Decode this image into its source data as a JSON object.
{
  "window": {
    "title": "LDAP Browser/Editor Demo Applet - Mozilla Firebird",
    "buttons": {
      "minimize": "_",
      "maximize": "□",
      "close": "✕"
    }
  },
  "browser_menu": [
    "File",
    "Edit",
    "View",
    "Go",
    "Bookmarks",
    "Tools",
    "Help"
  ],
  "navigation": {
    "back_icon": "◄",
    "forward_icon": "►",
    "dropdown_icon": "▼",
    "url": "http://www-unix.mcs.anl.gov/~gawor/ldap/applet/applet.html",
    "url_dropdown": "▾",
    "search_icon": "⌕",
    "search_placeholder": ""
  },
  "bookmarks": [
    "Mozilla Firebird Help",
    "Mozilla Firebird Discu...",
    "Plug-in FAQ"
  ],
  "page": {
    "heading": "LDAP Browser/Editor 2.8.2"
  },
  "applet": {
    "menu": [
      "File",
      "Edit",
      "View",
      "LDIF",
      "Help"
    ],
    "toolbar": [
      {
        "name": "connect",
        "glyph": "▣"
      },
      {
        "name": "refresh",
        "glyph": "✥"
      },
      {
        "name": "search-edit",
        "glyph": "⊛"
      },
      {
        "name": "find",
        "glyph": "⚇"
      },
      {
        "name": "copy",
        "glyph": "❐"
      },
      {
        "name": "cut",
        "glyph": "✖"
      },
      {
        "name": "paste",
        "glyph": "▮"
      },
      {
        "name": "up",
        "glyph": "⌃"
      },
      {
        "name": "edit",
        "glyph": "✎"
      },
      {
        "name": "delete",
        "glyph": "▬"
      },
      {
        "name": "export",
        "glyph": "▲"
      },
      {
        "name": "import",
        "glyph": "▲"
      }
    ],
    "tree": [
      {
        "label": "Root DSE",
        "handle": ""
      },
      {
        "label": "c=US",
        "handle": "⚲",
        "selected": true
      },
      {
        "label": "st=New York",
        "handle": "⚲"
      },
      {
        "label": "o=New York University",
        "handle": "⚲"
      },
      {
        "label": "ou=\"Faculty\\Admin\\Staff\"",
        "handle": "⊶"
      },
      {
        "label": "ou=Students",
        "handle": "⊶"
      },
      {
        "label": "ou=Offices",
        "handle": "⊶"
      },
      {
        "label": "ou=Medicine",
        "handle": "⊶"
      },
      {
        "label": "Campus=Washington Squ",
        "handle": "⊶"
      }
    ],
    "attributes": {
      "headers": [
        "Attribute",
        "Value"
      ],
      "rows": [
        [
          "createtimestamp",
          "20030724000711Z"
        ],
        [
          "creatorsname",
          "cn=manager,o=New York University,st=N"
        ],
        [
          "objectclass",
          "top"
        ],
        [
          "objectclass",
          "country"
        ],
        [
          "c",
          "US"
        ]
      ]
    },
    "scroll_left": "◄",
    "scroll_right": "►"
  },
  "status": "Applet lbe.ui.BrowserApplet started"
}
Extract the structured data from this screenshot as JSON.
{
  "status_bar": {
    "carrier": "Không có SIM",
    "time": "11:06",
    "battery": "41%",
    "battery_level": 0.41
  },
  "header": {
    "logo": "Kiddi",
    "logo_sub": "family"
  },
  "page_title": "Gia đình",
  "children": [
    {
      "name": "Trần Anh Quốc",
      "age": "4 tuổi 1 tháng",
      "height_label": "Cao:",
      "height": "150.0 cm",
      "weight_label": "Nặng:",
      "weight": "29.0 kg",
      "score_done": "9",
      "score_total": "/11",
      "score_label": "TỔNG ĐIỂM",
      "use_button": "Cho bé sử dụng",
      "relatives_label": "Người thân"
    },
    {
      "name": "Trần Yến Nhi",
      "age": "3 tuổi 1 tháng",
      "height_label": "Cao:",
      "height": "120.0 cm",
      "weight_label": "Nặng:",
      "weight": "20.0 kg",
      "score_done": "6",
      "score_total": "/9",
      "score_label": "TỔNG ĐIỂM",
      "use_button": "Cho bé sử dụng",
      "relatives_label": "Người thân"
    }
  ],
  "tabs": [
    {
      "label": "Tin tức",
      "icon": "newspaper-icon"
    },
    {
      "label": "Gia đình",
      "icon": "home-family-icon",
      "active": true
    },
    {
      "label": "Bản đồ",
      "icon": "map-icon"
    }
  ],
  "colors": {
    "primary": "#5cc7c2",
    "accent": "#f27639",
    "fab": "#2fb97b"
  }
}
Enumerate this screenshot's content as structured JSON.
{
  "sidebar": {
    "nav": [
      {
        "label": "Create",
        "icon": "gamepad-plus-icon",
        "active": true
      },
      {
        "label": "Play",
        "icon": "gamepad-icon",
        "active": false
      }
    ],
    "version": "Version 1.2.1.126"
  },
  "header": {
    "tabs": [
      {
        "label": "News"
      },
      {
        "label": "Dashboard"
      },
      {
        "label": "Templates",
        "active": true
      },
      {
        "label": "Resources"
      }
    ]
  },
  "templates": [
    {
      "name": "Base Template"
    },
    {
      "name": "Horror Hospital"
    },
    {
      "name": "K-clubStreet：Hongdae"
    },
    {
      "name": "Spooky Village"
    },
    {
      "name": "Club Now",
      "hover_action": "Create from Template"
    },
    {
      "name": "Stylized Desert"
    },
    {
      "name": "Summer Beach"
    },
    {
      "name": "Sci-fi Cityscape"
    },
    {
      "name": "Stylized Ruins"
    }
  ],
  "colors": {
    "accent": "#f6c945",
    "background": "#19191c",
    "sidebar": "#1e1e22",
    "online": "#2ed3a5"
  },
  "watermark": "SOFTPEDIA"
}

EXERCISE AIM – Faithfully transcribe the whole of the data.

RESPONSE –
Decode this image into its source data as a JSON object.
{
  "window": {
    "title": "LDAP Browser/Editor Demo Applet - Mozilla Firebird",
    "buttons": {
      "minimize": "_",
      "maximize": "□",
      "close": "✕"
    }
  },
  "browser_menu": [
    "File",
    "Edit",
    "View",
    "Go",
    "Bookmarks",
    "Tools",
    "Help"
  ],
  "navigation": {
    "back_icon": "◄",
    "forward_icon": "►",
    "dropdown_icon": "▼",
    "url": "http://www-unix.mcs.anl.gov/~gawor/ldap/applet/applet.html",
    "url_dropdown": "▾",
    "search_icon": "⌕",
    "search_placeholder": ""
  },
  "bookmarks": [
    "Mozilla Firebird Help",
    "Mozilla Firebird Discu...",
    "Plug-in FAQ"
  ],
  "page": {
    "heading": "LDAP Browser/Editor 2.8.2"
  },
  "applet": {
    "menu": [
      "File",
      "Edit",
      "View",
      "LDIF",
      "Help"
    ],
    "toolbar": [
      {
        "name": "connect",
        "glyph": "▣"
      },
      {
        "name": "refresh",
        "glyph": "✥"
      },
      {
        "name": "search-edit",
        "glyph": "⊛"
      },
      {
        "name": "find",
        "glyph": "⚇"
      },
      {
        "name": "copy",
        "glyph": "❐"
      },
      {
        "name": "cut",
        "glyph": "✖"
      },
      {
        "name": "paste",
        "glyph": "▮"
      },
      {
        "name": "up",
        "glyph": "⌃"
      },
      {
        "name": "edit",
        "glyph": "✎"
      },
      {
        "name": "delete",
        "glyph": "▬"
      },
      {
        "name": "export",
        "glyph": "▲"
      },
      {
        "name": "import",
        "glyph": "▲"
      }
    ],
    "tree": [
      {
        "label": "Root DSE",
        "handle": ""
      },
      {
        "label": "c=US",
        "handle": "⚲",
        "selected": true
      },
      {
        "label": "st=New York",
        "handle": "⚲"
      },
      {
        "label": "o=New York University",
        "handle": "⚲"
      },
      {
        "label": "ou=\"Faculty\\Admin\\Staff\"",
        "handle": "⊶"
      },
      {
        "label": "ou=Students",
        "handle": "⊶"
      },
      {
        "label": "ou=Offices",
        "handle": "⊶"
      },
      {
        "label": "ou=Medicine",
        "handle": "⊶"
      },
      {
        "label": "Campus=Washington Squ",
        "handle": "⊶"
      }
    ],
    "attributes": {
      "headers": [
        "Attribute",
        "Value"
      ],
      "rows": [
        [
          "createtimestamp",
          "20030724000711Z"
        ],
        [
          "creatorsname",
          "cn=manager,o=New York University,st=N"
        ],
        [
          "objectclass",
          "top"
        ],
        [
          "objectclass",
          "country"
        ],
        [
          "c",
          "US"
        ]
      ]
    },
    "scroll_left": "◄",
    "scroll_right": "►"
  },
  "status": "Applet lbe.ui.BrowserApplet started"
}
Extract the structured data from this screenshot as JSON.
{
  "status_bar": {
    "carrier": "Không có SIM",
    "time": "11:06",
    "battery": "41%",
    "battery_level": 0.41
  },
  "header": {
    "logo": "Kiddi",
    "logo_sub": "family"
  },
  "page_title": "Gia đình",
  "children": [
    {
      "name": "Trần Anh Quốc",
      "age": "4 tuổi 1 tháng",
      "height_label": "Cao:",
      "height": "150.0 cm",
      "weight_label": "Nặng:",
      "weight": "29.0 kg",
      "score_done": "9",
      "score_total": "/11",
      "score_label": "TỔNG ĐIỂM",
      "use_button": "Cho bé sử dụng",
      "relatives_label": "Người thân"
    },
    {
      "name": "Trần Yến Nhi",
      "age": "3 tuổi 1 tháng",
      "height_label": "Cao:",
      "height": "120.0 cm",
      "weight_label": "Nặng:",
      "weight": "20.0 kg",
      "score_done": "6",
      "score_total": "/9",
      "score_label": "TỔNG ĐIỂM",
      "use_button": "Cho bé sử dụng",
      "relatives_label": "Người thân"
    }
  ],
  "tabs": [
    {
      "label": "Tin tức",
      "icon": "newspaper-icon"
    },
    {
      "label": "Gia đình",
      "icon": "home-family-icon",
      "active": true
    },
    {
      "label": "Bản đồ",
      "icon": "map-icon"
    }
  ],
  "colors": {
    "primary": "#5cc7c2",
    "accent": "#f27639",
    "fab": "#2fb97b"
  }
}
Enumerate this screenshot's content as structured JSON.
{
  "sidebar": {
    "nav": [
      {
        "label": "Create",
        "icon": "gamepad-plus-icon",
        "active": true
      },
      {
        "label": "Play",
        "icon": "gamepad-icon",
        "active": false
      }
    ],
    "version": "Version 1.2.1.126"
  },
  "header": {
    "tabs": [
      {
        "label": "News"
      },
      {
        "label": "Dashboard"
      },
      {
        "label": "Templates",
        "active": true
      },
      {
        "label": "Resources"
      }
    ]
  },
  "templates": [
    {
      "name": "Base Template"
    },
    {
      "name": "Horror Hospital"
    },
    {
      "name": "K-clubStreet：Hongdae"
    },
    {
      "name": "Spooky Village"
    },
    {
      "name": "Club Now",
      "hover_action": "Create from Template"
    },
    {
      "name": "Stylized Desert"
    },
    {
      "name": "Summer Beach"
    },
    {
      "name": "Sci-fi Cityscape"
    },
    {
      "name": "Stylized Ruins"
    }
  ],
  "colors": {
    "accent": "#f6c945",
    "background": "#19191c",
    "sidebar": "#1e1e22",
    "online": "#2ed3a5"
  },
  "watermark": "SOFTPEDIA"
}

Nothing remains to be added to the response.